[START OF Dataset records]
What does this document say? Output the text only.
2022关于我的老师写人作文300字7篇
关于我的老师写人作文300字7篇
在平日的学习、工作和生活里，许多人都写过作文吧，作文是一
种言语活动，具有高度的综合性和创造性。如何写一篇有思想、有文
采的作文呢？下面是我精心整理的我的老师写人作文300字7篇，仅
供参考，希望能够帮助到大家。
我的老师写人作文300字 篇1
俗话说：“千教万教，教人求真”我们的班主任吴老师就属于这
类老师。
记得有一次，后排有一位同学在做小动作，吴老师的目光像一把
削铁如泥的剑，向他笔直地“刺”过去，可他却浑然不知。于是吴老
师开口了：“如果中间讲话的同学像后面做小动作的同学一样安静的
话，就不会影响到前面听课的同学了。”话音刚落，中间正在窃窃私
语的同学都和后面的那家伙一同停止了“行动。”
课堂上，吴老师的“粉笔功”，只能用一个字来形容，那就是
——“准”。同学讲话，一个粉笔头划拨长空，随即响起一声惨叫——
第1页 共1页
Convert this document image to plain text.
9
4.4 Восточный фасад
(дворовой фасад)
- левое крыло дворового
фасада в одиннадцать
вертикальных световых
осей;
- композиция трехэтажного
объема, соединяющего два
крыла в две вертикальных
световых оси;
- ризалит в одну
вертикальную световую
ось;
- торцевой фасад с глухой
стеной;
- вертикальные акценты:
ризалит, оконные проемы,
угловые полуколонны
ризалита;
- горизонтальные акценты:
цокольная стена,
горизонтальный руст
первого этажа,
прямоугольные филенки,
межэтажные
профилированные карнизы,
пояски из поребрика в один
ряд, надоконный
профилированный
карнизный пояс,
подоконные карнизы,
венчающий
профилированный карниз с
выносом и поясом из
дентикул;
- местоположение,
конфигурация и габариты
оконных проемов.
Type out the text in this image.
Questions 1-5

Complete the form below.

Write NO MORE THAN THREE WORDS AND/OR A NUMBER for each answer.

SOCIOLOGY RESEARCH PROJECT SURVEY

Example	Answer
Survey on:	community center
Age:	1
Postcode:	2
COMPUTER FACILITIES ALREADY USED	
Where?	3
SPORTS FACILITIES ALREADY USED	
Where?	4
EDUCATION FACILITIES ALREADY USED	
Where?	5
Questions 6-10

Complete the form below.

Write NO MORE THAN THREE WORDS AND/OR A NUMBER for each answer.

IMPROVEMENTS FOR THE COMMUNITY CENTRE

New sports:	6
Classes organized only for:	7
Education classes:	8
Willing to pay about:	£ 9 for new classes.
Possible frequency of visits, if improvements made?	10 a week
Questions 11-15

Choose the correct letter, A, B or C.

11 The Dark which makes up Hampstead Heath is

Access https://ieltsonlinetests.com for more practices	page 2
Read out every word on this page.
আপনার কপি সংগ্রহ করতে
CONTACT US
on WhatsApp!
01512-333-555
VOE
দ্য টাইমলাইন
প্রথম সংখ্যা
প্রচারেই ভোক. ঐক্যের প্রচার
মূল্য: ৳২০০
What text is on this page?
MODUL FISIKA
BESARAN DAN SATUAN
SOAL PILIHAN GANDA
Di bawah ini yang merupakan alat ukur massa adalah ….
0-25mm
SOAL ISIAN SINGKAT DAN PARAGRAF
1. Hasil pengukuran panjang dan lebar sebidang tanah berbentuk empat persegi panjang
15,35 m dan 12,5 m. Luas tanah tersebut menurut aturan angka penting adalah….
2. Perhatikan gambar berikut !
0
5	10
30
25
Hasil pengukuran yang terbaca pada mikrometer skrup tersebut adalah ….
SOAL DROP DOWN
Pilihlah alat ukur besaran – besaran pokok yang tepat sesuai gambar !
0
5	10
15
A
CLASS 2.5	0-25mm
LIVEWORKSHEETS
[END OF Dataset records]
• _Description of the task_
Count the lines that hold the string "ALREADY" and state that number alone.

• _Exercise response_
3